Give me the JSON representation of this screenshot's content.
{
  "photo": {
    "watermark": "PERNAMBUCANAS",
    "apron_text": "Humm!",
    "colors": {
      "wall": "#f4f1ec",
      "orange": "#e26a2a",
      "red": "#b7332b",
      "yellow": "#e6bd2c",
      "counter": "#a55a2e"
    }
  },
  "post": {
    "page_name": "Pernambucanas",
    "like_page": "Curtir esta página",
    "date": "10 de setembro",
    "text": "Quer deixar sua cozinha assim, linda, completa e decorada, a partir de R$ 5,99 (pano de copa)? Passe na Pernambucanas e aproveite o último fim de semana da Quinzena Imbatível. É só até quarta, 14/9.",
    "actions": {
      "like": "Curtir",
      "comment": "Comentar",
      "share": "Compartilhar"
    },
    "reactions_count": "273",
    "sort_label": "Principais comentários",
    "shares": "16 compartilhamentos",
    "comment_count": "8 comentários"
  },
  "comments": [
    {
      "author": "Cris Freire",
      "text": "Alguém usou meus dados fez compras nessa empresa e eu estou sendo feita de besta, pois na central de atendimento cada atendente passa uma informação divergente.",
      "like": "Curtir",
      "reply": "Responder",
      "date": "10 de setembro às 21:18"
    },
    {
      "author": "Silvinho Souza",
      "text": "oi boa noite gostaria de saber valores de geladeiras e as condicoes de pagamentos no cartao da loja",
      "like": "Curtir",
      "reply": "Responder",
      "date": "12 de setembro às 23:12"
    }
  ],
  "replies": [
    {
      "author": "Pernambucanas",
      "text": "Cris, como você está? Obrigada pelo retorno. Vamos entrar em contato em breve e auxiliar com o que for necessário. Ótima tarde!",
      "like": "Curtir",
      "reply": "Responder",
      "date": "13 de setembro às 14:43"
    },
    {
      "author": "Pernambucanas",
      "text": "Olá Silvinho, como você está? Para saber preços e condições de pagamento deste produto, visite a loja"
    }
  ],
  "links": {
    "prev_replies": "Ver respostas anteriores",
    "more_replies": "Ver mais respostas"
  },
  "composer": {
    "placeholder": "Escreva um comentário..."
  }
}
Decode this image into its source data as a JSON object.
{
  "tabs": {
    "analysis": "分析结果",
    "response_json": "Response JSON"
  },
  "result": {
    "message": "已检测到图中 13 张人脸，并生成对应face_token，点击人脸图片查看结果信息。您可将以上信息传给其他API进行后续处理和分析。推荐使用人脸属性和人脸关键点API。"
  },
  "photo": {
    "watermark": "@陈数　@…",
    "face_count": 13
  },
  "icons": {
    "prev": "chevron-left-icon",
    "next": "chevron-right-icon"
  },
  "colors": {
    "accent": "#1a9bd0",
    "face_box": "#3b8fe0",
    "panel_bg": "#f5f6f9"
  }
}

**TASK DESCRIPTION:** Please reproduce all of the entries exactly as they stand.

**WRITTEN RESPONSE:**
Give me the JSON representation of this screenshot's content.
{
  "photo": {
    "watermark": "PERNAMBUCANAS",
    "apron_text": "Humm!",
    "colors": {
      "wall": "#f4f1ec",
      "orange": "#e26a2a",
      "red": "#b7332b",
      "yellow": "#e6bd2c",
      "counter": "#a55a2e"
    }
  },
  "post": {
    "page_name": "Pernambucanas",
    "like_page": "Curtir esta página",
    "date": "10 de setembro",
    "text": "Quer deixar sua cozinha assim, linda, completa e decorada, a partir de R$ 5,99 (pano de copa)? Passe na Pernambucanas e aproveite o último fim de semana da Quinzena Imbatível. É só até quarta, 14/9.",
    "actions": {
      "like": "Curtir",
      "comment": "Comentar",
      "share": "Compartilhar"
    },
    "reactions_count": "273",
    "sort_label": "Principais comentários",
    "shares": "16 compartilhamentos",
    "comment_count": "8 comentários"
  },
  "comments": [
    {
      "author": "Cris Freire",
      "text": "Alguém usou meus dados fez compras nessa empresa e eu estou sendo feita de besta, pois na central de atendimento cada atendente passa uma informação divergente.",
      "like": "Curtir",
      "reply": "Responder",
      "date": "10 de setembro às 21:18"
    },
    {
      "author": "Silvinho Souza",
      "text": "oi boa noite gostaria de saber valores de geladeiras e as condicoes de pagamentos no cartao da loja",
      "like": "Curtir",
      "reply": "Responder",
      "date": "12 de setembro às 23:12"
    }
  ],
  "replies": [
    {
      "author": "Pernambucanas",
      "text": "Cris, como você está? Obrigada pelo retorno. Vamos entrar em contato em breve e auxiliar com o que for necessário. Ótima tarde!",
      "like": "Curtir",
      "reply": "Responder",
      "date": "13 de setembro às 14:43"
    },
    {
      "author": "Pernambucanas",
      "text": "Olá Silvinho, como você está? Para saber preços e condições de pagamento deste produto, visite a loja"
    }
  ],
  "links": {
    "prev_replies": "Ver respostas anteriores",
    "more_replies": "Ver mais respostas"
  },
  "composer": {
    "placeholder": "Escreva um comentário..."
  }
}
Decode this image into its source data as a JSON object.
{
  "tabs": {
    "analysis": "分析结果",
    "response_json": "Response JSON"
  },
  "result": {
    "message": "已检测到图中 13 张人脸，并生成对应face_token，点击人脸图片查看结果信息。您可将以上信息传给其他API进行后续处理和分析。推荐使用人脸属性和人脸关键点API。"
  },
  "photo": {
    "watermark": "@陈数　@…",
    "face_count": 13
  },
  "icons": {
    "prev": "chevron-left-icon",
    "next": "chevron-right-icon"
  },
  "colors": {
    "accent": "#1a9bd0",
    "face_box": "#3b8fe0",
    "panel_bg": "#f5f6f9"
  }
}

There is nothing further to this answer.